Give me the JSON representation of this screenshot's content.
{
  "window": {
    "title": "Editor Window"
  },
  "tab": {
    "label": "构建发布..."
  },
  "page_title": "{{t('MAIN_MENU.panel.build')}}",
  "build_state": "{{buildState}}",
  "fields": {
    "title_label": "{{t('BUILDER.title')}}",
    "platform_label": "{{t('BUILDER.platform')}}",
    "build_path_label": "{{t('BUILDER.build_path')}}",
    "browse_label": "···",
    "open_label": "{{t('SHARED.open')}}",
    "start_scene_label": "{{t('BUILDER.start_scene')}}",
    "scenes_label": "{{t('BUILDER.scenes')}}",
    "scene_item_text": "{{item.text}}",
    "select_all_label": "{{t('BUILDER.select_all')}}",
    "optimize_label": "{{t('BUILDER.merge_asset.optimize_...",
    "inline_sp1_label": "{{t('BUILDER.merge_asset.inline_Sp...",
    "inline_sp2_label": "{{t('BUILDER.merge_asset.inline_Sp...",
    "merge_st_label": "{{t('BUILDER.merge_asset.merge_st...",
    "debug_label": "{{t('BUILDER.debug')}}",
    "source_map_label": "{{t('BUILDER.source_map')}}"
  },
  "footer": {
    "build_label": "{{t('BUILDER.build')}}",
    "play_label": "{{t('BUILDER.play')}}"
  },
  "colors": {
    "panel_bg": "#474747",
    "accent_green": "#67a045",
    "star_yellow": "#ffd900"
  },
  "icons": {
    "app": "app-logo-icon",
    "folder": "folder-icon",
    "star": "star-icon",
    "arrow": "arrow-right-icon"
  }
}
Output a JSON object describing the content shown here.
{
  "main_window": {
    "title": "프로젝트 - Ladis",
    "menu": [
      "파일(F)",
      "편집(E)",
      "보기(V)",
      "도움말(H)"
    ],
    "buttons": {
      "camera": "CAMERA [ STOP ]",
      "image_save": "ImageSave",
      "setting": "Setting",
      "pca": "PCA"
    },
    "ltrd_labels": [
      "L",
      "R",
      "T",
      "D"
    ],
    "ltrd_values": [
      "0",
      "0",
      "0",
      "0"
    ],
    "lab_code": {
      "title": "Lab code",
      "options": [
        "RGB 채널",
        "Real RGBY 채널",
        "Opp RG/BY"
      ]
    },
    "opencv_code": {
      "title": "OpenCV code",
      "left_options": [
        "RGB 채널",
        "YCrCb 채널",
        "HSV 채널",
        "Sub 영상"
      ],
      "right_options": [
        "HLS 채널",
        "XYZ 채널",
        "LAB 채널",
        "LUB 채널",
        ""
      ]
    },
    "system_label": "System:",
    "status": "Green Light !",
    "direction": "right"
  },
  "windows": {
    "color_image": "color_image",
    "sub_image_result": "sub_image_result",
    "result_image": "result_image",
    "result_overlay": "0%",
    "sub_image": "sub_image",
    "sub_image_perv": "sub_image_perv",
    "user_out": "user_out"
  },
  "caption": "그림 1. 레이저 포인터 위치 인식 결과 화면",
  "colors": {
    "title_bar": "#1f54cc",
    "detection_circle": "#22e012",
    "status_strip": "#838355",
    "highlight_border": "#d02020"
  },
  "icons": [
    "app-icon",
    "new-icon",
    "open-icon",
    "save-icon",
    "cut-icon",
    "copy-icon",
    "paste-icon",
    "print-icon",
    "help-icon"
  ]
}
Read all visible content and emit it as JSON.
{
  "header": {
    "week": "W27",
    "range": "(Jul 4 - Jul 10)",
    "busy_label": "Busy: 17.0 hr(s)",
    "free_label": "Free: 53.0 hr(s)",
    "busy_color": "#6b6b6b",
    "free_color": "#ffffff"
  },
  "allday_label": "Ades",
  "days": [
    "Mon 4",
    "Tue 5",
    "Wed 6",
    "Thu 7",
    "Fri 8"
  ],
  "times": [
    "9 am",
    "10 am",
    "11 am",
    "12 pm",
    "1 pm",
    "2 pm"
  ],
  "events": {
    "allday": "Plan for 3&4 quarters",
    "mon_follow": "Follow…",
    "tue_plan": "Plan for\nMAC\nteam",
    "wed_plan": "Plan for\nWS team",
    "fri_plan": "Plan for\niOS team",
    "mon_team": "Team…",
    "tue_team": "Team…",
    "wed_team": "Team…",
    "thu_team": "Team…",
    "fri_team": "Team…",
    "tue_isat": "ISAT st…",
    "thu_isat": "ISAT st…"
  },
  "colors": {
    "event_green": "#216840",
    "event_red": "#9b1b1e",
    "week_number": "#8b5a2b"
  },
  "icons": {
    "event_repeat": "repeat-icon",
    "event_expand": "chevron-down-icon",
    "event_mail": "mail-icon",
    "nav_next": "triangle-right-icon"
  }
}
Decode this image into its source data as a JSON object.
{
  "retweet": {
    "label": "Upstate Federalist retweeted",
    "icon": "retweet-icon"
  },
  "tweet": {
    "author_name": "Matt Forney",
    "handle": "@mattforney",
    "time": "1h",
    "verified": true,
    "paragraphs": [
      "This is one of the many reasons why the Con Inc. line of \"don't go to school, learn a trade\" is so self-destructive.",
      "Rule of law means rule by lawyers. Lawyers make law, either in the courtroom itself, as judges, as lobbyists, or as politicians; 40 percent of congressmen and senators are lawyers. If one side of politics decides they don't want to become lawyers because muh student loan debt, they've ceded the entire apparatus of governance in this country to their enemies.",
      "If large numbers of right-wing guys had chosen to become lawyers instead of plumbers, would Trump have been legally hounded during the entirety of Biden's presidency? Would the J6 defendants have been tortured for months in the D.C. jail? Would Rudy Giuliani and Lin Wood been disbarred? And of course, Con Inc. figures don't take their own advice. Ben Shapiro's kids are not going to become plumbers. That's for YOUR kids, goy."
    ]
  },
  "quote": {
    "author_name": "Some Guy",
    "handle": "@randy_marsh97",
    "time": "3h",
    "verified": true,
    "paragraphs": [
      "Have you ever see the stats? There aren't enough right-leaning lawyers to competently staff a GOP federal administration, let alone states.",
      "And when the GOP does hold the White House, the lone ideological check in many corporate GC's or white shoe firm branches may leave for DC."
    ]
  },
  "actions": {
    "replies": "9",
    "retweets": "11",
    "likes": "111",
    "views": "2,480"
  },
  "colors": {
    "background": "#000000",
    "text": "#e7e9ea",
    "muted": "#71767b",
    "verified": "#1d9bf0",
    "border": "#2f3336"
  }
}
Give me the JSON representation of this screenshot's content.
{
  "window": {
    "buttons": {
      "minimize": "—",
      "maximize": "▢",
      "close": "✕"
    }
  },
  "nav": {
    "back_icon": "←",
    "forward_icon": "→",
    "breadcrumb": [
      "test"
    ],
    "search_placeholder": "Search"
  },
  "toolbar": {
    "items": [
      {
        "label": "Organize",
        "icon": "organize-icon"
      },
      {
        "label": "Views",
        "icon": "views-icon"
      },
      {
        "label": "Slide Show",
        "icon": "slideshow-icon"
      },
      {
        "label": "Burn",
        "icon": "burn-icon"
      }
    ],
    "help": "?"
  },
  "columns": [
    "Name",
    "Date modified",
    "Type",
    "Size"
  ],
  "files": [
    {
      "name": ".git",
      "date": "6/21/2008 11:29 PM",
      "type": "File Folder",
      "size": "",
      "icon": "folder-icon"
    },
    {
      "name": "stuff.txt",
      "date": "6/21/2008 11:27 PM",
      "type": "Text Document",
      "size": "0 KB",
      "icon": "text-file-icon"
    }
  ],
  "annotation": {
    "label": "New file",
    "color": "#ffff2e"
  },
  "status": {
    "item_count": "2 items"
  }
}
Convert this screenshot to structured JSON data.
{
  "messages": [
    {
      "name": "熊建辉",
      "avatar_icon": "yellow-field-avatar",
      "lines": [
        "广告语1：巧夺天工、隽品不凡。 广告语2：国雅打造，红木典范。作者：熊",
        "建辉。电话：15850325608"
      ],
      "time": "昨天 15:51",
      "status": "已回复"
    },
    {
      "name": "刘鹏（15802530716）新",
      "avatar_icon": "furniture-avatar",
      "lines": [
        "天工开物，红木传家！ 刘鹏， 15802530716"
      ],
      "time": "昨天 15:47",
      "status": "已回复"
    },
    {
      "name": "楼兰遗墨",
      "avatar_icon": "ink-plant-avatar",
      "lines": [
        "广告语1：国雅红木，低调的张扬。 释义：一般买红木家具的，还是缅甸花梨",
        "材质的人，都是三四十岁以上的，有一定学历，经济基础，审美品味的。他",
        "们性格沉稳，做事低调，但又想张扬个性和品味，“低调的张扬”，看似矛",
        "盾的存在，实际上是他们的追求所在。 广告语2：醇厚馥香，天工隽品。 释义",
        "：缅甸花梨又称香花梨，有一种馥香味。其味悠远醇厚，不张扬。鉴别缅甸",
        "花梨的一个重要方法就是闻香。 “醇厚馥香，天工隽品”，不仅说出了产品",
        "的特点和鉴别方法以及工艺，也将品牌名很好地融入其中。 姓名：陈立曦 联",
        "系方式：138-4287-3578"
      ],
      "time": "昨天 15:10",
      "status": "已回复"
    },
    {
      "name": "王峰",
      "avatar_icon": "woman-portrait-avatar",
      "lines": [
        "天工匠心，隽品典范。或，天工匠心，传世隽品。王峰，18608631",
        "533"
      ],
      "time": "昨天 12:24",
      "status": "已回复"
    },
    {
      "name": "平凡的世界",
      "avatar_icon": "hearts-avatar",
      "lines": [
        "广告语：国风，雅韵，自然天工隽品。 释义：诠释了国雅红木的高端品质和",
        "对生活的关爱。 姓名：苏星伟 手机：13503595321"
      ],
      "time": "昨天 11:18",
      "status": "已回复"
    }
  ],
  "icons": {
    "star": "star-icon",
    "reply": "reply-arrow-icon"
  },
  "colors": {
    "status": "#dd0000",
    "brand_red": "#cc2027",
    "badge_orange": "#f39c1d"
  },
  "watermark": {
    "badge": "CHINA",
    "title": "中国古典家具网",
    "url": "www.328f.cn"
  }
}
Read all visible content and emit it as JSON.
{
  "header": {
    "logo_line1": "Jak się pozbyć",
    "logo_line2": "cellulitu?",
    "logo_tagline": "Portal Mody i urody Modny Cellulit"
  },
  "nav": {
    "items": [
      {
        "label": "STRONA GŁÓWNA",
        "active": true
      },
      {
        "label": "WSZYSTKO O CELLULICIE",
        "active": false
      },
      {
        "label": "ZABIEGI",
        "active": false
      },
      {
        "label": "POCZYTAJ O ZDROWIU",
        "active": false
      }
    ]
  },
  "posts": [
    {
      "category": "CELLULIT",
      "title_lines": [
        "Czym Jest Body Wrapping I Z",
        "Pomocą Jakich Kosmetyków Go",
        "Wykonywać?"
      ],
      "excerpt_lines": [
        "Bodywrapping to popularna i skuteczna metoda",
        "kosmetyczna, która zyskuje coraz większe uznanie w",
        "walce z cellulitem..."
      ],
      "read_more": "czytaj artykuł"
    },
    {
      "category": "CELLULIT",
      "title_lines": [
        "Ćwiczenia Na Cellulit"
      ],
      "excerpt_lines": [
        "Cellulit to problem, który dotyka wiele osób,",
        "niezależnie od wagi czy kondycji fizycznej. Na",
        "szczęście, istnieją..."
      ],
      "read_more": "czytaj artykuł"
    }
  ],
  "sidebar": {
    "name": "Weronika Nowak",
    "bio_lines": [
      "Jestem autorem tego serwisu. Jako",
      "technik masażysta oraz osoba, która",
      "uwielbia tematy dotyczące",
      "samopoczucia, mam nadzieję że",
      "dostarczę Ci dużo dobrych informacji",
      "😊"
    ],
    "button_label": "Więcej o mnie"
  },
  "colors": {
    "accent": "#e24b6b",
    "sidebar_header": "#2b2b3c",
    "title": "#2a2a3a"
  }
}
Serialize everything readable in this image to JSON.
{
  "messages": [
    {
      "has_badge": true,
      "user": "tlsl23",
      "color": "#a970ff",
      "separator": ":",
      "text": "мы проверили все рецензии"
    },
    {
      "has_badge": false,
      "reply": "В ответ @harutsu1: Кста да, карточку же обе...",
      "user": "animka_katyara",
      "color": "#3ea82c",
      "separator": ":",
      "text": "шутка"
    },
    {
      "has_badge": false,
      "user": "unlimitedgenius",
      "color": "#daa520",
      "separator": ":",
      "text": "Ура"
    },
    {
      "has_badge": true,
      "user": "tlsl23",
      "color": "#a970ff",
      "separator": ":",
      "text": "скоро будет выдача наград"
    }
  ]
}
* * * * * * * * *
[DIRECTION]
Scan the data above and copy every line with "their" in it.

[TASK RESULT]
      "Rule of law means rule by lawyers. Lawyers make law, either in the courtroom itself, as judges, as lobbyists, or as politicians; 40 percent of congressmen and senators are lawyers. If one side of politics decides they don't want to become lawyers because muh student loan debt, they've ceded the entire apparatus of governance in this country to their enemies.",
      "If large numbers of right-wing guys had chosen to become lawyers instead of plumbers, would Trump have been legally hounded during the entirety of Biden's presidency? Would the J6 defendants have been tortured for months in the D.C. jail? Would Rudy Giuliani and Lin Wood been disbarred? And of course, Con Inc. figures don't take their own advice. Ben Shapiro's kids are not going to become plumbers. That's for YOUR kids, goy."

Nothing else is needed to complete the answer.